→ **What is expected**
Copy each line holding the string "JSON".

→ **Records to process**

▼

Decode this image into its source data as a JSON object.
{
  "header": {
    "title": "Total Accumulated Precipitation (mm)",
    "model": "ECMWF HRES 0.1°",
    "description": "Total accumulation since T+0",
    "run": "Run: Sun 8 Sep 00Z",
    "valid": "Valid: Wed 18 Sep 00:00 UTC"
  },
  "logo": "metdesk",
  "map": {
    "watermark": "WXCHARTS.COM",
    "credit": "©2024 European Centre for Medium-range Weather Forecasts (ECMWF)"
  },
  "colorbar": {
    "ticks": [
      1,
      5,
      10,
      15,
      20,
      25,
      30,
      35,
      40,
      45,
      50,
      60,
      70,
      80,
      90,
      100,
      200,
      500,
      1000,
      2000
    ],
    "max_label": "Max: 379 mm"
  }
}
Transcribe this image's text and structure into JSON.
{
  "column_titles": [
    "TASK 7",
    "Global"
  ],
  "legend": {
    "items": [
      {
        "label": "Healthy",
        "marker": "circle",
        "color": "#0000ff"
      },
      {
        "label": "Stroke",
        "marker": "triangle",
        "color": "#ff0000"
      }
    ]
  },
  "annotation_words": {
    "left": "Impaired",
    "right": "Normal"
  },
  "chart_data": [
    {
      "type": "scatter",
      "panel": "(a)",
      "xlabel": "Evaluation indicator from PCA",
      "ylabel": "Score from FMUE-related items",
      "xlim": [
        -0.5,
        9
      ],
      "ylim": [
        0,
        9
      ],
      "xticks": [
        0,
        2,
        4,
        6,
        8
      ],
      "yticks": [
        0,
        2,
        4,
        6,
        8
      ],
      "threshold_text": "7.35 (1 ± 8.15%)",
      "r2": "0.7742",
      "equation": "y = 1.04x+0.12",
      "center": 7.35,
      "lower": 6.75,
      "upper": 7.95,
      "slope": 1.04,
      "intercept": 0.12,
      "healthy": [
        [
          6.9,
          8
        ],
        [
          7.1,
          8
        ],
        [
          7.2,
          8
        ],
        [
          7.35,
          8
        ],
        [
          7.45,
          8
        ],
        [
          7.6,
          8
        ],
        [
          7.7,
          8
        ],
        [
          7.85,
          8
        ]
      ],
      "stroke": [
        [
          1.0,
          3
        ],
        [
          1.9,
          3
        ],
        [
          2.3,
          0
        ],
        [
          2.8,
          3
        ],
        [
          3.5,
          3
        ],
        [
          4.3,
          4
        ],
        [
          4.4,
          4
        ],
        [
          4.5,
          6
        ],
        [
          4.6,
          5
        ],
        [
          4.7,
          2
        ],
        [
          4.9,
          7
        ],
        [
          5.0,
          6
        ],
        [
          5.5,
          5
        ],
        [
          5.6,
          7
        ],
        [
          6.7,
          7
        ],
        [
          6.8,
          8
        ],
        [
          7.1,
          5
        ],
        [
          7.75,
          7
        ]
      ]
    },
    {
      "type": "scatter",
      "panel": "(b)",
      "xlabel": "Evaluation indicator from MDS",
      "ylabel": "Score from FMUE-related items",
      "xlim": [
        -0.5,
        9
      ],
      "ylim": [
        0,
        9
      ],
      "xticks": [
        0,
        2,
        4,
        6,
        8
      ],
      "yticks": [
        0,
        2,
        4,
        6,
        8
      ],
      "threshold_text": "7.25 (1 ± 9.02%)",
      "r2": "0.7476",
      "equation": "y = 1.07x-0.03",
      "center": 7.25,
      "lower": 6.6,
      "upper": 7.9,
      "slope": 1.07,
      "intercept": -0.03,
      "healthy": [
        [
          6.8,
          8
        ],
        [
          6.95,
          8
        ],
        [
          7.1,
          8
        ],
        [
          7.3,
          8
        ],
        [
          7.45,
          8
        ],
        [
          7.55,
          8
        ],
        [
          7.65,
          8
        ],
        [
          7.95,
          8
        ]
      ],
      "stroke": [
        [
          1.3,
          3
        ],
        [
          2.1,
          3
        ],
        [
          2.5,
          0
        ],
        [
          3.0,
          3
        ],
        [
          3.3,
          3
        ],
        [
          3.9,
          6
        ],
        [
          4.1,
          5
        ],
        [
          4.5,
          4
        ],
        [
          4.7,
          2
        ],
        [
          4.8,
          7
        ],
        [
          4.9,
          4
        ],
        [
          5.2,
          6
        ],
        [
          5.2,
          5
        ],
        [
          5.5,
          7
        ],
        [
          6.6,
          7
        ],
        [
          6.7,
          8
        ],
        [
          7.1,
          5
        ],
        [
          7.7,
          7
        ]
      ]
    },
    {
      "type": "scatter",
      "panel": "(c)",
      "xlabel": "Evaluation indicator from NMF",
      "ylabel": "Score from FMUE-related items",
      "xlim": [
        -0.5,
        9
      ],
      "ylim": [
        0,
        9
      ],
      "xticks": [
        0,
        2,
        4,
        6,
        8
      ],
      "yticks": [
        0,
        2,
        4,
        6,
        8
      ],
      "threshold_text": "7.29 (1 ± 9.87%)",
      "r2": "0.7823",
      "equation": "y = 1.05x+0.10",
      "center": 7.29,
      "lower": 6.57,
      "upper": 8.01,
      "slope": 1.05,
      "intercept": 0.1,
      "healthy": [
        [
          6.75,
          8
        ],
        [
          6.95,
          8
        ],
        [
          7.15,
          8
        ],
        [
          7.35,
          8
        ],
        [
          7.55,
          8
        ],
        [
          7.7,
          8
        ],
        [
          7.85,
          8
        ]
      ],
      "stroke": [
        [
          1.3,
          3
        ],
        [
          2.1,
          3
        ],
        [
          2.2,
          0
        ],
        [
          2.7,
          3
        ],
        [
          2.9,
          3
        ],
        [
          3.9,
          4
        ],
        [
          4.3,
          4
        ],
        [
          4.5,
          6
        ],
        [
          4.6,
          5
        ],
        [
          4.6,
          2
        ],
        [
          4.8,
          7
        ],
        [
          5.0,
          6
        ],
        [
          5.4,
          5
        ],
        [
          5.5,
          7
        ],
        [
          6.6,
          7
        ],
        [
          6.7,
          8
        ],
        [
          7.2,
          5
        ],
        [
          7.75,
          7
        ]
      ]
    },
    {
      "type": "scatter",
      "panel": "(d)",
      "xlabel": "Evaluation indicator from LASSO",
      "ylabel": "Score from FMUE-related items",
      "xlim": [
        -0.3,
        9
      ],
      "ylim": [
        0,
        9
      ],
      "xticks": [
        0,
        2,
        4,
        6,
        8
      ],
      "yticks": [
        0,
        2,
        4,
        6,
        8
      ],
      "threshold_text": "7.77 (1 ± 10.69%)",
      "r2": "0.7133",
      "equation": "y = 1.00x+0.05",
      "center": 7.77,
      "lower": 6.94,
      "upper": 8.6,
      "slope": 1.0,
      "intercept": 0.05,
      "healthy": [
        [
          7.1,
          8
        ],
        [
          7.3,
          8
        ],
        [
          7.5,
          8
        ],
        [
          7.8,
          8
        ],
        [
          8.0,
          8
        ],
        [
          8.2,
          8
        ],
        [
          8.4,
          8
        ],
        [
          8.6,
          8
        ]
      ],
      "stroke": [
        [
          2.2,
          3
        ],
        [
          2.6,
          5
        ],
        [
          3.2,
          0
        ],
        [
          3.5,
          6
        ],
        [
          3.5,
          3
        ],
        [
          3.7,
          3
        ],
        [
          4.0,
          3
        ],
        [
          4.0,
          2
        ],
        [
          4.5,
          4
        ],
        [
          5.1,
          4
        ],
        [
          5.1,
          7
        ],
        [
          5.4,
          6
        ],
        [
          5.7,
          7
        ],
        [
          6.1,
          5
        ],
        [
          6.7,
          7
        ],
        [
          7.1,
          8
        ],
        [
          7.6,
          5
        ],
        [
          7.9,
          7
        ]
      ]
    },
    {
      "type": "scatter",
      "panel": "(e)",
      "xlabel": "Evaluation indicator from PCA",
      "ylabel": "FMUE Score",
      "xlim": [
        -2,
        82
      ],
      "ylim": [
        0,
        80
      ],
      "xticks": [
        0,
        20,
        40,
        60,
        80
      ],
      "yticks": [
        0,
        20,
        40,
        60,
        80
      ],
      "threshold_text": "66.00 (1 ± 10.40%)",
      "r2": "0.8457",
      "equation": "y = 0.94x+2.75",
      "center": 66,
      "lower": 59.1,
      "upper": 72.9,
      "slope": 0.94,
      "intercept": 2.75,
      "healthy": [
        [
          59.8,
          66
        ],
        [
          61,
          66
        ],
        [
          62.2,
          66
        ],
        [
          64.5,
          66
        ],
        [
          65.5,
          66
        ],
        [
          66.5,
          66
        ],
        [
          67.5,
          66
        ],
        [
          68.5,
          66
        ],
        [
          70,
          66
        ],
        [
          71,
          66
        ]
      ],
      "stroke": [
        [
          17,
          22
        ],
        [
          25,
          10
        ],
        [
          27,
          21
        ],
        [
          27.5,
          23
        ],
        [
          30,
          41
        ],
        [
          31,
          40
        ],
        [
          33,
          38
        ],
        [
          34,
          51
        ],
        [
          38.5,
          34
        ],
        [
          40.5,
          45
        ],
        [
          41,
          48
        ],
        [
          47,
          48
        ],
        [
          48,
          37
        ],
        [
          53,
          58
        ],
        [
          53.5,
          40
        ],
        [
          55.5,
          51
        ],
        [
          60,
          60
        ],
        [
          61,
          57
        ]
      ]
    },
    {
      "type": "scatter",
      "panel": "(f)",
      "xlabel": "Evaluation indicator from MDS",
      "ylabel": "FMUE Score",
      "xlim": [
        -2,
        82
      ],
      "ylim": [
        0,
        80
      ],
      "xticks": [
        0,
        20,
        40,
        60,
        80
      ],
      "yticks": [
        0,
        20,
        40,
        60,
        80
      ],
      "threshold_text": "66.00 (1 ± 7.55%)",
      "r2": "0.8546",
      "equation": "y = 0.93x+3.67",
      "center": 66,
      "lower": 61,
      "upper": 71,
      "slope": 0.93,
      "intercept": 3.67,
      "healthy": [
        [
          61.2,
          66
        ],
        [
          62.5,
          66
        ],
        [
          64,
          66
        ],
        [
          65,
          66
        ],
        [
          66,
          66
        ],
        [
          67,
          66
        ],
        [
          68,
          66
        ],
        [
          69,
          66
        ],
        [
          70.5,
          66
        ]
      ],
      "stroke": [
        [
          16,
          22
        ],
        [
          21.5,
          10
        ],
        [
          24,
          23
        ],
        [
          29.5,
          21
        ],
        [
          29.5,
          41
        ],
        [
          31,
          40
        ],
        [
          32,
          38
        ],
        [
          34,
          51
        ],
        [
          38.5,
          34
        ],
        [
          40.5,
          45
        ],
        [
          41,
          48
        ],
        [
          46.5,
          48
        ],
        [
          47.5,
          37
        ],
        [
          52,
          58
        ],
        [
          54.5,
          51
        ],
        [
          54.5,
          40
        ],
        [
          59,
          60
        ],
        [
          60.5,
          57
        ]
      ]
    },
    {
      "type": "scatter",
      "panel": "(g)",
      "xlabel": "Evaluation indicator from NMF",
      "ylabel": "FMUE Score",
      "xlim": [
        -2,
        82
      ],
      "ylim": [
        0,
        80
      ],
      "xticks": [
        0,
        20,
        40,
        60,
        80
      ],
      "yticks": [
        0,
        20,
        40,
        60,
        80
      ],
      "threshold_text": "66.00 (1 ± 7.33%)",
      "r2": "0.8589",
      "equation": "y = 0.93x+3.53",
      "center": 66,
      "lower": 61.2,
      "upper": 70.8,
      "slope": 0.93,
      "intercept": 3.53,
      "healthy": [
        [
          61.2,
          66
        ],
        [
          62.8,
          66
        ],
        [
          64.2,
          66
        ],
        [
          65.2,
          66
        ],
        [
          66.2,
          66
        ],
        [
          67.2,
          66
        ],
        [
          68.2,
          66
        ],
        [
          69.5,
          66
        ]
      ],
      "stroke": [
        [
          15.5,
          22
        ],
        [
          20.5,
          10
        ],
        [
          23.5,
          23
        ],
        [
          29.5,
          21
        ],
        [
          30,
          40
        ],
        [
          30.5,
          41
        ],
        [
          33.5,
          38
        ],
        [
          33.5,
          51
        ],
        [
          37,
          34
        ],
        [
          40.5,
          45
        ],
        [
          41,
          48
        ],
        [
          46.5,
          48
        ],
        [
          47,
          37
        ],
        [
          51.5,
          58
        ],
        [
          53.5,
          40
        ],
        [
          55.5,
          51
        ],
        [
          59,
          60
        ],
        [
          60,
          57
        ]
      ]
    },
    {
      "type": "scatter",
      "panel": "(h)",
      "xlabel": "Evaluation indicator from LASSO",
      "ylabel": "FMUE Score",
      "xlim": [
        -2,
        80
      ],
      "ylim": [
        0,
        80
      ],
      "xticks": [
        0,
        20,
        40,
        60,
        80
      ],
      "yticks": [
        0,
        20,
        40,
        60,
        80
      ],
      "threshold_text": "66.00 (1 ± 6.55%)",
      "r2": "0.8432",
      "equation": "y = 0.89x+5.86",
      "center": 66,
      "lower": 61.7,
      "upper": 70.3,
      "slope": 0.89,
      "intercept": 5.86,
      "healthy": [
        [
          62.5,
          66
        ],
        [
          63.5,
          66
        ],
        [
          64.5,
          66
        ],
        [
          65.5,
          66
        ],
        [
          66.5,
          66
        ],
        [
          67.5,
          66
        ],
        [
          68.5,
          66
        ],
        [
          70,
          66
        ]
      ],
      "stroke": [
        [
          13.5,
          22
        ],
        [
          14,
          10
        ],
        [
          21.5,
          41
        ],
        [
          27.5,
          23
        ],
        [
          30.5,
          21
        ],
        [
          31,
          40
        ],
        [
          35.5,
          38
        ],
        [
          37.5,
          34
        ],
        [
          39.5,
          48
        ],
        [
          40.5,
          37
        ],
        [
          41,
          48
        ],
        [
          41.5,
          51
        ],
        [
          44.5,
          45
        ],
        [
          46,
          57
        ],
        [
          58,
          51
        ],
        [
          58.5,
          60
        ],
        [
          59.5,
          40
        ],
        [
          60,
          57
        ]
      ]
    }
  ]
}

▲

→ **Response to the task**
Decode this image into its source data as a JSON object.
Transcribe this image's text and structure into JSON.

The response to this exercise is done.